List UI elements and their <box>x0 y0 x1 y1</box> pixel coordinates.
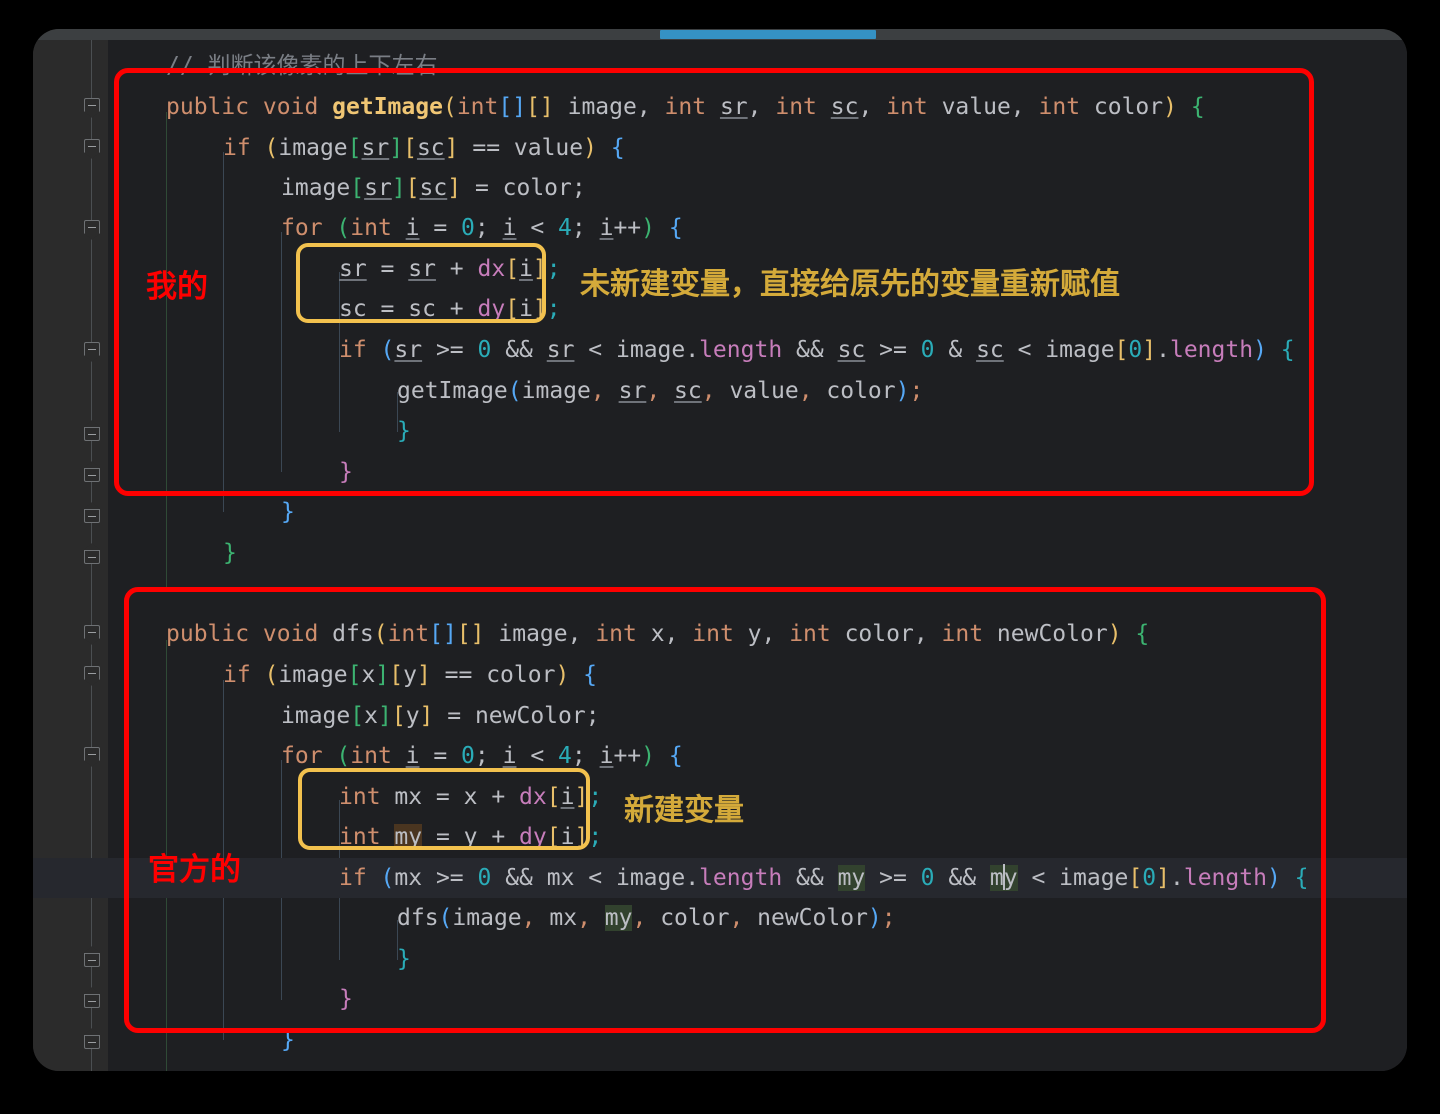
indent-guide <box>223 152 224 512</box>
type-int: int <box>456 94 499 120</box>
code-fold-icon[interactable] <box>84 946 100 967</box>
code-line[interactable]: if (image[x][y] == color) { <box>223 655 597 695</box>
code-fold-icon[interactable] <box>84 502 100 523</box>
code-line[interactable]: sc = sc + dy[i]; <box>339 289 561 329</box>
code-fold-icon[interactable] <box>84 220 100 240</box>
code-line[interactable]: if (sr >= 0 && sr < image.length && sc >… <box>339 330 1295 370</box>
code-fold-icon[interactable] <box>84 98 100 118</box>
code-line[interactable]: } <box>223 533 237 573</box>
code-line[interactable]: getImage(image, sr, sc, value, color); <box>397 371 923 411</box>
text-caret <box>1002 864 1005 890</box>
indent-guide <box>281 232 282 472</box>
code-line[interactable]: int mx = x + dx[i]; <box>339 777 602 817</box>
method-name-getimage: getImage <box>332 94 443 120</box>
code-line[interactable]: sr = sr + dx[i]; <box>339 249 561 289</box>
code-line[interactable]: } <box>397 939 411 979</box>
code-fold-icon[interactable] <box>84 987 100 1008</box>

» **WHAT THE EXERCISE ASKS**: Convert the data above into a numbered list with one line per entry, skipping any blank lines and leaving out the picture.

» **FINISHED TASK**:
1. List UI elements and their <box>x0 y0 x1 y1</box> pixel coordinates.
2. indent-guide <box>223 152 224 512</box>
3. type-int: int <box>456 94 499 120</box>
4. code-fold-icon[interactable] <box>84 946 100 967</box>
5. code-line[interactable]: if (image[x][y] == color) { <box>223 655 597 695</box>
6. code-fold-icon[interactable] <box>84 502 100 523</box>
7. code-line[interactable]: sc = sc + dy[i]; <box>339 289 561 329</box>
8. code-fold-icon[interactable] <box>84 220 100 240</box>
9. code-line[interactable]: if (sr >= 0 && sr < image.length && sc >… <box>339 330 1295 370</box>
10. code-fold-icon[interactable] <box>84 98 100 118</box>
11. code-line[interactable]: } <box>223 533 237 573</box>
12. code-line[interactable]: getImage(image, sr, sc, value, color); <box>397 371 923 411</box>
13. text-caret <box>1002 864 1005 890</box>
14. indent-guide <box>281 232 282 472</box>
15. code-line[interactable]: int mx = x + dx[i]; <box>339 777 602 817</box>
16. method-name-getimage: getImage <box>332 94 443 120</box>
17. code-line[interactable]: sr = sr + dx[i]; <box>339 249 561 289</box>
18. code-line[interactable]: } <box>397 939 411 979</box>
19. code-fold-icon[interactable] <box>84 987 100 1008</box>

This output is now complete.